§ THE REQUEST
Below are entries to be transcribed exactly; exclude the pictures from the copy.

§ SOURCE MATERIAL
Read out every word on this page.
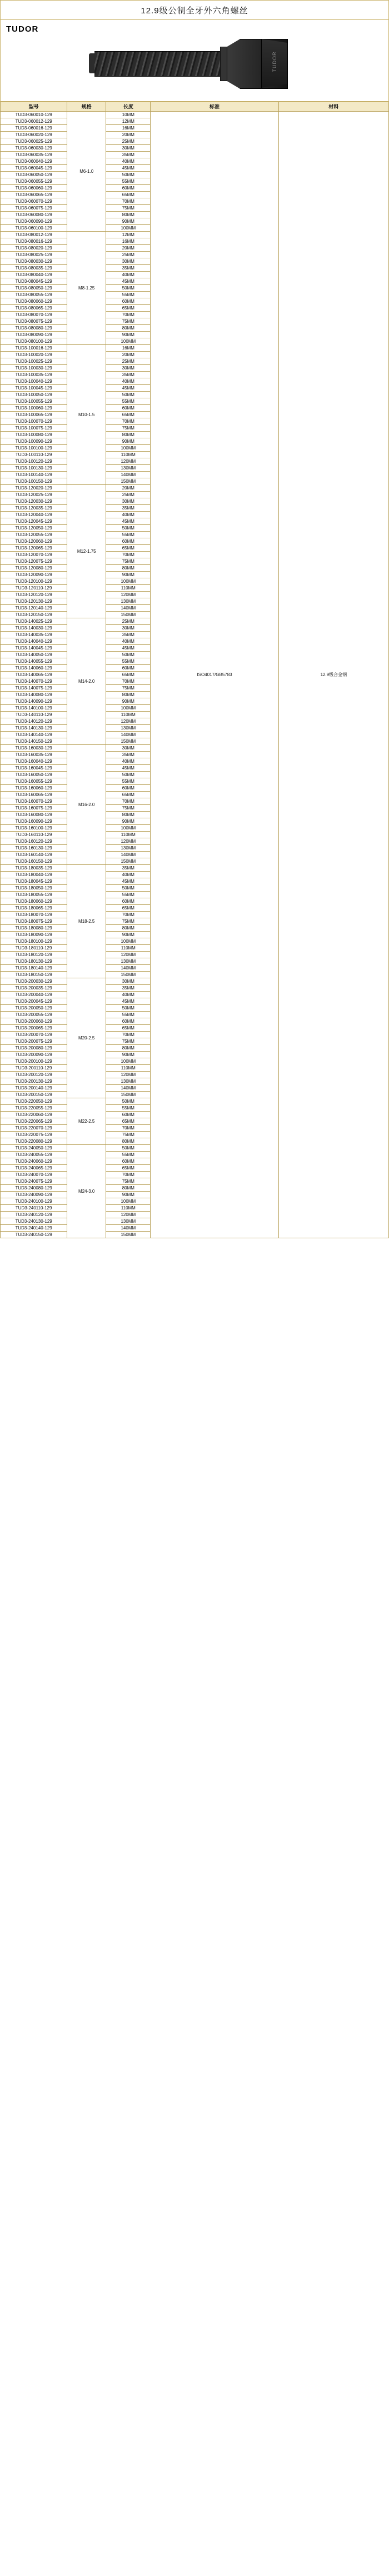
12.9级公制全牙外六角螺丝
TUDOR
TUDOR
型号	规格	长度	标准	材料
TUD3-060010-129	M6-1.0	10MM	ISO4017/GB5783	12.9级合金钢
TUD3-060012-129		12MM		
TUD3-060016-129		16MM		
TUD3-060020-129		20MM		
TUD3-060025-129		25MM		
TUD3-060030-129		30MM		
TUD3-060035-129		35MM		
TUD3-060040-129		40MM		
TUD3-060045-129		45MM		
TUD3-060050-129		50MM		
TUD3-060055-129		55MM		
TUD3-060060-129		60MM		
TUD3-060065-129		65MM		
TUD3-060070-129		70MM		
TUD3-060075-129		75MM		
TUD3-060080-129		80MM		
TUD3-060090-129		90MM		
TUD3-060100-129		100MM		
TUD3-080012-129	M8-1.25	12MM		
TUD3-080016-129		16MM		
TUD3-080020-129		20MM		
TUD3-080025-129		25MM		
TUD3-080030-129		30MM		
TUD3-080035-129		35MM		
TUD3-080040-129		40MM		
TUD3-080045-129		45MM		
TUD3-080050-129		50MM		
TUD3-080055-129		55MM		
TUD3-080060-129		60MM		
TUD3-080065-129		65MM		
TUD3-080070-129		70MM		
TUD3-080075-129		75MM		
TUD3-080080-129		80MM		
TUD3-080090-129		90MM		
TUD3-080100-129		100MM		
TUD3-100016-129	M10-1.5	16MM		
TUD3-100020-129		20MM		
TUD3-100025-129		25MM		
TUD3-100030-129		30MM		
TUD3-100035-129		35MM		
TUD3-100040-129		40MM		
TUD3-100045-129		45MM		
TUD3-100050-129		50MM		
TUD3-100055-129		55MM		
TUD3-100060-129		60MM		
TUD3-100065-129		65MM		
TUD3-100070-129		70MM		
TUD3-100075-129		75MM		
TUD3-100080-129		80MM		
TUD3-100090-129		90MM		
TUD3-100100-129		100MM		
TUD3-100110-129		110MM		
TUD3-100120-129		120MM		
TUD3-100130-129		130MM		
TUD3-100140-129		140MM		
TUD3-100150-129		150MM		
TUD3-120020-129	M12-1.75	20MM		
TUD3-120025-129		25MM		
TUD3-120030-129		30MM		
TUD3-120035-129		35MM		
TUD3-120040-129		40MM		
TUD3-120045-129		45MM		
TUD3-120050-129		50MM		
TUD3-120055-129		55MM		
TUD3-120060-129		60MM		
TUD3-120065-129		65MM		
TUD3-120070-129		70MM		
TUD3-120075-129		75MM		
TUD3-120080-129		80MM		
TUD3-120090-129		90MM		
TUD3-120100-129		100MM		
TUD3-120110-129		110MM		
TUD3-120120-129		120MM		
TUD3-120130-129		130MM		
TUD3-120140-129		140MM		
TUD3-120150-129		150MM		
TUD3-140025-129	M14-2.0	25MM		
TUD3-140030-129		30MM		
TUD3-140035-129		35MM		
TUD3-140040-129		40MM		
TUD3-140045-129		45MM		
TUD3-140050-129		50MM		
TUD3-140055-129		55MM		
TUD3-140060-129		60MM		
TUD3-140065-129		65MM		
TUD3-140070-129		70MM		
TUD3-140075-129		75MM		
TUD3-140080-129		80MM		
TUD3-140090-129		90MM		
TUD3-140100-129		100MM		
TUD3-140110-129		110MM		
TUD3-140120-129		120MM		
TUD3-140130-129		130MM		
TUD3-140140-129		140MM		
TUD3-140150-129		150MM		
TUD3-160030-129	M16-2.0	30MM		
TUD3-160035-129		35MM		
TUD3-160040-129		40MM		
TUD3-160045-129		45MM		
TUD3-160050-129		50MM		
TUD3-160055-129		55MM		
TUD3-160060-129		60MM		
TUD3-160065-129		65MM		
TUD3-160070-129		70MM		
TUD3-160075-129		75MM		
TUD3-160080-129		80MM		
TUD3-160090-129		90MM		
TUD3-160100-129		100MM		
TUD3-160110-129		110MM		
TUD3-160120-129		120MM		
TUD3-160130-129		130MM		
TUD3-160140-129		140MM		
TUD3-160150-129		150MM		
TUD3-180035-129	M18-2.5	35MM		
TUD3-180040-129		40MM		
TUD3-180045-129		45MM		
TUD3-180050-129		50MM		
TUD3-180055-129		55MM		
TUD3-180060-129		60MM		
TUD3-180065-129		65MM		
TUD3-180070-129		70MM		
TUD3-180075-129		75MM		
TUD3-180080-129		80MM		
TUD3-180090-129		90MM		
TUD3-180100-129		100MM		
TUD3-180110-129		110MM		
TUD3-180120-129		120MM		
TUD3-180130-129		130MM		
TUD3-180140-129		140MM		
TUD3-180150-129		150MM		
TUD3-200030-129	M20-2.5	30MM		
TUD3-200035-129		35MM		
TUD3-200040-129		40MM		
TUD3-200045-129		45MM		
TUD3-200050-129		50MM		
TUD3-200055-129		55MM		
TUD3-200060-129		60MM		
TUD3-200065-129		65MM		
TUD3-200070-129		70MM		
TUD3-200075-129		75MM		
TUD3-200080-129		80MM		
TUD3-200090-129		90MM		
TUD3-200100-129		100MM		
TUD3-200110-129		110MM		
TUD3-200120-129		120MM		
TUD3-200130-129		130MM		
TUD3-200140-129		140MM		
TUD3-200150-129		150MM		
TUD3-220050-129	M22-2.5	50MM		
TUD3-220055-129		55MM		
TUD3-220060-129		60MM		
TUD3-220065-129		65MM		
TUD3-220070-129		70MM		
TUD3-220075-129		75MM		
TUD3-220080-129		80MM		
TUD3-240050-129	M24-3.0	50MM		
TUD3-240055-129		55MM		
TUD3-240060-129		60MM		
TUD3-240065-129		65MM		
TUD3-240070-129		70MM		
TUD3-240075-129		75MM		
TUD3-240080-129		80MM		
TUD3-240090-129		90MM		
TUD3-240100-129		100MM		
TUD3-240110-129		110MM		
TUD3-240120-129		120MM		
TUD3-240130-129		130MM		
TUD3-240140-129		140MM		
TUD3-240150-129		150MM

§ OUTPUT BELOW
Read out every word on this page.
12.9级公制全牙外六角螺丝
TUDOR
TUDOR
型号	规格	长度	标准	材料
TUD3-060010-129	M6-1.0	10MM	ISO4017/GB5783	12.9级合金钢
TUD3-060012-129		12MM		
TUD3-060016-129		16MM		
TUD3-060020-129		20MM		
TUD3-060025-129		25MM		
TUD3-060030-129		30MM		
TUD3-060035-129		35MM		
TUD3-060040-129		40MM		
TUD3-060045-129		45MM		
TUD3-060050-129		50MM		
TUD3-060055-129		55MM		
TUD3-060060-129		60MM		
TUD3-060065-129		65MM		
TUD3-060070-129		70MM		
TUD3-060075-129		75MM		
TUD3-060080-129		80MM		
TUD3-060090-129		90MM		
TUD3-060100-129		100MM		
TUD3-080012-129	M8-1.25	12MM		
TUD3-080016-129		16MM		
TUD3-080020-129		20MM		
TUD3-080025-129		25MM		
TUD3-080030-129		30MM		
TUD3-080035-129		35MM		
TUD3-080040-129		40MM		
TUD3-080045-129		45MM		
TUD3-080050-129		50MM		
TUD3-080055-129		55MM		
TUD3-080060-129		60MM		
TUD3-080065-129		65MM		
TUD3-080070-129		70MM		
TUD3-080075-129		75MM		
TUD3-080080-129		80MM		
TUD3-080090-129		90MM		
TUD3-080100-129		100MM		
TUD3-100016-129	M10-1.5	16MM		
TUD3-100020-129		20MM		
TUD3-100025-129		25MM		
TUD3-100030-129		30MM		
TUD3-100035-129		35MM		
TUD3-100040-129		40MM		
TUD3-100045-129		45MM		
TUD3-100050-129		50MM		
TUD3-100055-129		55MM		
TUD3-100060-129		60MM		
TUD3-100065-129		65MM		
TUD3-100070-129		70MM		
TUD3-100075-129		75MM		
TUD3-100080-129		80MM		
TUD3-100090-129		90MM		
TUD3-100100-129		100MM		
TUD3-100110-129		110MM		
TUD3-100120-129		120MM		
TUD3-100130-129		130MM		
TUD3-100140-129		140MM		
TUD3-100150-129		150MM		
TUD3-120020-129	M12-1.75	20MM		
TUD3-120025-129		25MM		
TUD3-120030-129		30MM		
TUD3-120035-129		35MM		
TUD3-120040-129		40MM		
TUD3-120045-129		45MM		
TUD3-120050-129		50MM		
TUD3-120055-129		55MM		
TUD3-120060-129		60MM		
TUD3-120065-129		65MM		
TUD3-120070-129		70MM		
TUD3-120075-129		75MM		
TUD3-120080-129		80MM		
TUD3-120090-129		90MM		
TUD3-120100-129		100MM		
TUD3-120110-129		110MM		
TUD3-120120-129		120MM		
TUD3-120130-129		130MM		
TUD3-120140-129		140MM		
TUD3-120150-129		150MM		
TUD3-140025-129	M14-2.0	25MM		
TUD3-140030-129		30MM		
TUD3-140035-129		35MM		
TUD3-140040-129		40MM		
TUD3-140045-129		45MM		
TUD3-140050-129		50MM		
TUD3-140055-129		55MM		
TUD3-140060-129		60MM		
TUD3-140065-129		65MM		
TUD3-140070-129		70MM		
TUD3-140075-129		75MM		
TUD3-140080-129		80MM		
TUD3-140090-129		90MM		
TUD3-140100-129		100MM		
TUD3-140110-129		110MM		
TUD3-140120-129		120MM		
TUD3-140130-129		130MM		
TUD3-140140-129		140MM		
TUD3-140150-129		150MM		
TUD3-160030-129	M16-2.0	30MM		
TUD3-160035-129		35MM		
TUD3-160040-129		40MM		
TUD3-160045-129		45MM		
TUD3-160050-129		50MM		
TUD3-160055-129		55MM		
TUD3-160060-129		60MM		
TUD3-160065-129		65MM		
TUD3-160070-129		70MM		
TUD3-160075-129		75MM		
TUD3-160080-129		80MM		
TUD3-160090-129		90MM		
TUD3-160100-129		100MM		
TUD3-160110-129		110MM		
TUD3-160120-129		120MM		
TUD3-160130-129		130MM		
TUD3-160140-129		140MM		
TUD3-160150-129		150MM		
TUD3-180035-129	M18-2.5	35MM		
TUD3-180040-129		40MM		
TUD3-180045-129		45MM		
TUD3-180050-129		50MM		
TUD3-180055-129		55MM		
TUD3-180060-129		60MM		
TUD3-180065-129		65MM		
TUD3-180070-129		70MM		
TUD3-180075-129		75MM		
TUD3-180080-129		80MM		
TUD3-180090-129		90MM		
TUD3-180100-129		100MM		
TUD3-180110-129		110MM		
TUD3-180120-129		120MM		
TUD3-180130-129		130MM		
TUD3-180140-129		140MM		
TUD3-180150-129		150MM		
TUD3-200030-129	M20-2.5	30MM		
TUD3-200035-129		35MM		
TUD3-200040-129		40MM		
TUD3-200045-129		45MM		
TUD3-200050-129		50MM		
TUD3-200055-129		55MM		
TUD3-200060-129		60MM		
TUD3-200065-129		65MM		
TUD3-200070-129		70MM		
TUD3-200075-129		75MM		
TUD3-200080-129		80MM		
TUD3-200090-129		90MM		
TUD3-200100-129		100MM		
TUD3-200110-129		110MM		
TUD3-200120-129		120MM		
TUD3-200130-129		130MM		
TUD3-200140-129		140MM		
TUD3-200150-129		150MM		
TUD3-220050-129	M22-2.5	50MM		
TUD3-220055-129		55MM		
TUD3-220060-129		60MM		
TUD3-220065-129		65MM		
TUD3-220070-129		70MM		
TUD3-220075-129		75MM		
TUD3-220080-129		80MM		
TUD3-240050-129	M24-3.0	50MM		
TUD3-240055-129		55MM		
TUD3-240060-129		60MM		
TUD3-240065-129		65MM		
TUD3-240070-129		70MM		
TUD3-240075-129		75MM		
TUD3-240080-129		80MM		
TUD3-240090-129		90MM		
TUD3-240100-129		100MM		
TUD3-240110-129		110MM		
TUD3-240120-129		120MM		
TUD3-240130-129		130MM		
TUD3-240140-129		140MM		
TUD3-240150-129		150MM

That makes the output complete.